> **Material provided**:
***

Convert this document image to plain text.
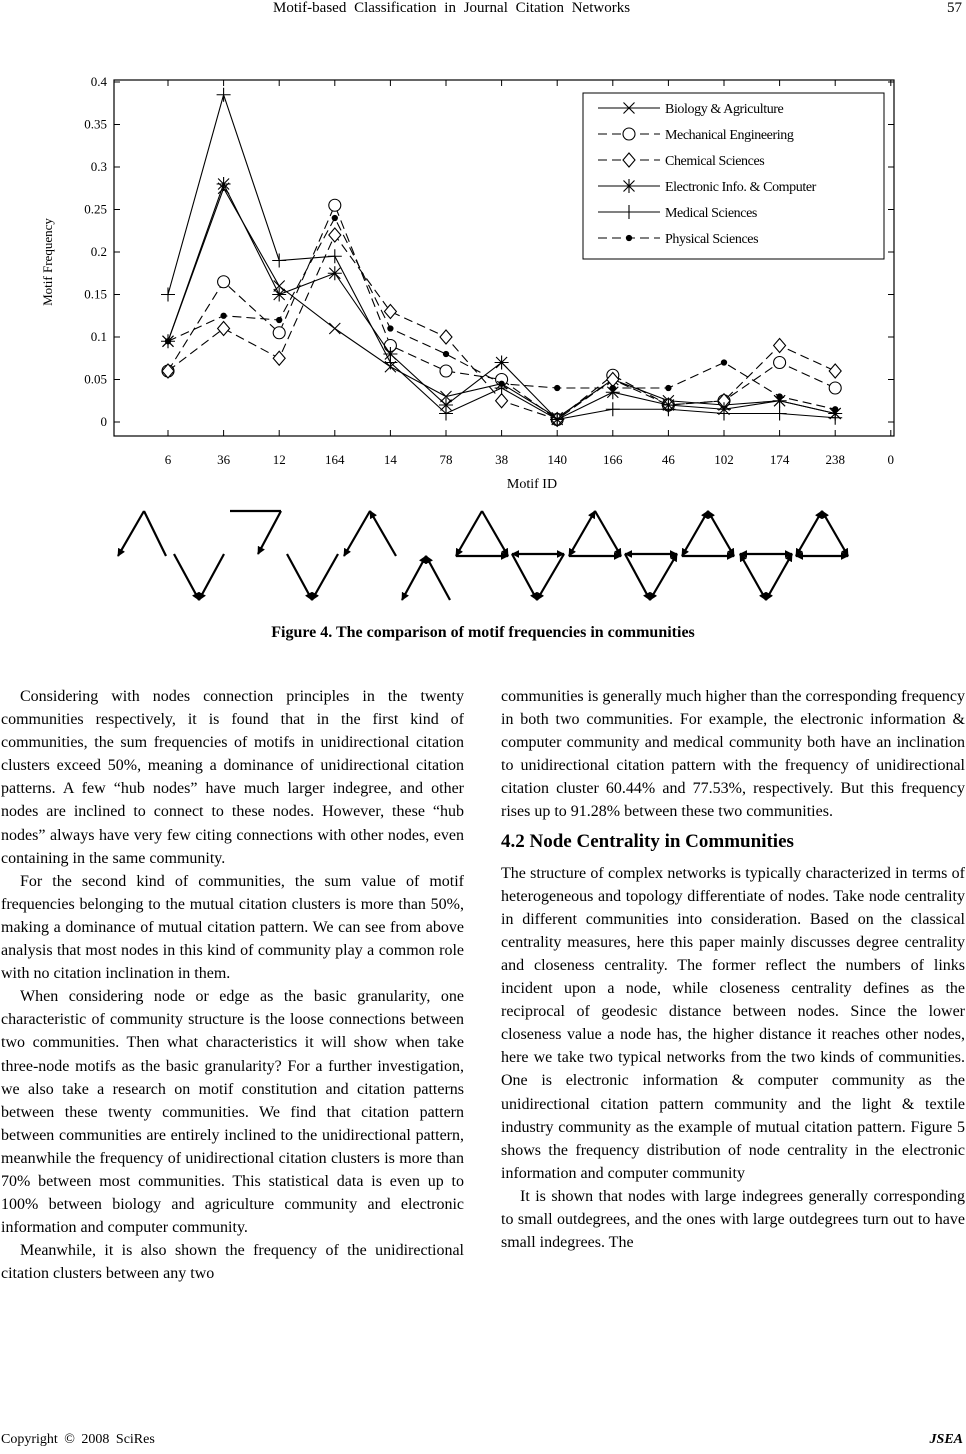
Motif-based Classification in Journal Citation Networks	57
0
0.05
0.1
0.15
0.2
0.25
0.3
0.35
0.4
6	36	12	164	14	78	38	140	166	46	102	174	238	0
Motif Frequency
Motif ID
Biology & Agriculture
Mechanical Engineering
Chemical Sciences
Electronic Info. & Computer
Medical Sciences
Physical Sciences
Figure 4. The comparison of motif frequencies in communities

Considering with nodes connection principles in the twenty communities respectively, it is found that in the first kind of communities, the sum frequencies of motifs in unidirectional citation clusters exceed 50%, meaning a dominance of unidirectional citation patterns. A few “hub nodes” have much larger indegree, and other nodes are inclined to connect to these nodes. However, these “hub nodes” always have very few citing connections with other nodes, even containing in the same community.

For the second kind of communities, the sum value of motif frequencies belonging to the mutual citation clusters is more than 50%, making a dominance of mutual citation pattern. We can see from above analysis that most nodes in this kind of community play a common role with no citation inclination in them.

When considering node or edge as the basic granularity, one characteristic of community structure is the loose connections between two communities. Then what characteristics it will show when take three-node motifs as the basic granularity? For a further investigation, we also take a research on motif constitution and citation patterns between these twenty communities. We find that citation pattern between communities are entirely inclined to the unidirectional pattern, meanwhile the frequency of unidirectional citation clusters is more than 70% between most communities. This statistical data is even up to 100% between biology and agriculture community and electronic information and computer community.

Meanwhile, it is also shown the frequency of the unidirectional citation clusters between any two

communities is generally much higher than the corresponding frequency in both two communities. For example, the electronic information & computer community and medical community both have an inclination to unidirectional citation pattern with the frequency of unidirectional citation cluster 60.44% and 77.53%, respectively. But this frequency rises up to 91.28% between these two communities.

4.2 Node Centrality in Communities

The structure of complex networks is typically characterized in terms of heterogeneous and topology differentiate of nodes. Take node centrality in different communities into consideration. Based on the classical centrality measures, here this paper mainly discusses degree centrality and closeness centrality. The former reflect the numbers of links incident upon a node, while closeness centrality defines as the reciprocal of geodesic distance between nodes. Since the lower closeness value a node has, the higher distance it reaches other nodes, here we take two typical networks from the two kinds of communities. One is electronic information & computer community as the unidirectional citation pattern community and the light & textile industry community as the example of mutual citation pattern. Figure 5 shows the frequency distribution of node centrality in the electronic information and computer community

It is shown that nodes with large indegrees generally corresponding to small outdegrees, and the ones with large outdegrees turn out to have small indegrees. The

Copyright © 2008 SciRes	JSEA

***

> **Exercise details**:
The pictures should not be reproduced; quote all of the other material exactly.

> **Correct response**:
Convert this document image to plain text.
Motif-based Classification in Journal Citation Networks	57
0
0.05
0.1
0.15
0.2
0.25
0.3
0.35
0.4
6	36	12	164	14	78	38	140	166	46	102	174	238	0
Motif Frequency
Motif ID
Biology & Agriculture
Mechanical Engineering
Chemical Sciences
Electronic Info. & Computer
Medical Sciences
Physical Sciences
Figure 4. The comparison of motif frequencies in communities

Considering with nodes connection principles in the twenty communities respectively, it is found that in the first kind of communities, the sum frequencies of motifs in unidirectional citation clusters exceed 50%, meaning a dominance of unidirectional citation patterns. A few “hub nodes” have much larger indegree, and other nodes are inclined to connect to these nodes. However, these “hub nodes” always have very few citing connections with other nodes, even containing in the same community.

For the second kind of communities, the sum value of motif frequencies belonging to the mutual citation clusters is more than 50%, making a dominance of mutual citation pattern. We can see from above analysis that most nodes in this kind of community play a common role with no citation inclination in them.

When considering node or edge as the basic granularity, one characteristic of community structure is the loose connections between two communities. Then what characteristics it will show when take three-node motifs as the basic granularity? For a further investigation, we also take a research on motif constitution and citation patterns between these twenty communities. We find that citation pattern between communities are entirely inclined to the unidirectional pattern, meanwhile the frequency of unidirectional citation clusters is more than 70% between most communities. This statistical data is even up to 100% between biology and agriculture community and electronic information and computer community.

Meanwhile, it is also shown the frequency of the unidirectional citation clusters between any two

communities is generally much higher than the corresponding frequency in both two communities. For example, the electronic information & computer community and medical community both have an inclination to unidirectional citation pattern with the frequency of unidirectional citation cluster 60.44% and 77.53%, respectively. But this frequency rises up to 91.28% between these two communities.

4.2 Node Centrality in Communities

The structure of complex networks is typically characterized in terms of heterogeneous and topology differentiate of nodes. Take node centrality in different communities into consideration. Based on the classical centrality measures, here this paper mainly discusses degree centrality and closeness centrality. The former reflect the numbers of links incident upon a node, while closeness centrality defines as the reciprocal of geodesic distance between nodes. Since the lower closeness value a node has, the higher distance it reaches other nodes, here we take two typical networks from the two kinds of communities. One is electronic information & computer community as the unidirectional citation pattern community and the light & textile industry community as the example of mutual citation pattern. Figure 5 shows the frequency distribution of node centrality in the electronic information and computer community

It is shown that nodes with large indegrees generally corresponding to small outdegrees, and the ones with large outdegrees turn out to have small indegrees. The

Copyright © 2008 SciRes	JSEA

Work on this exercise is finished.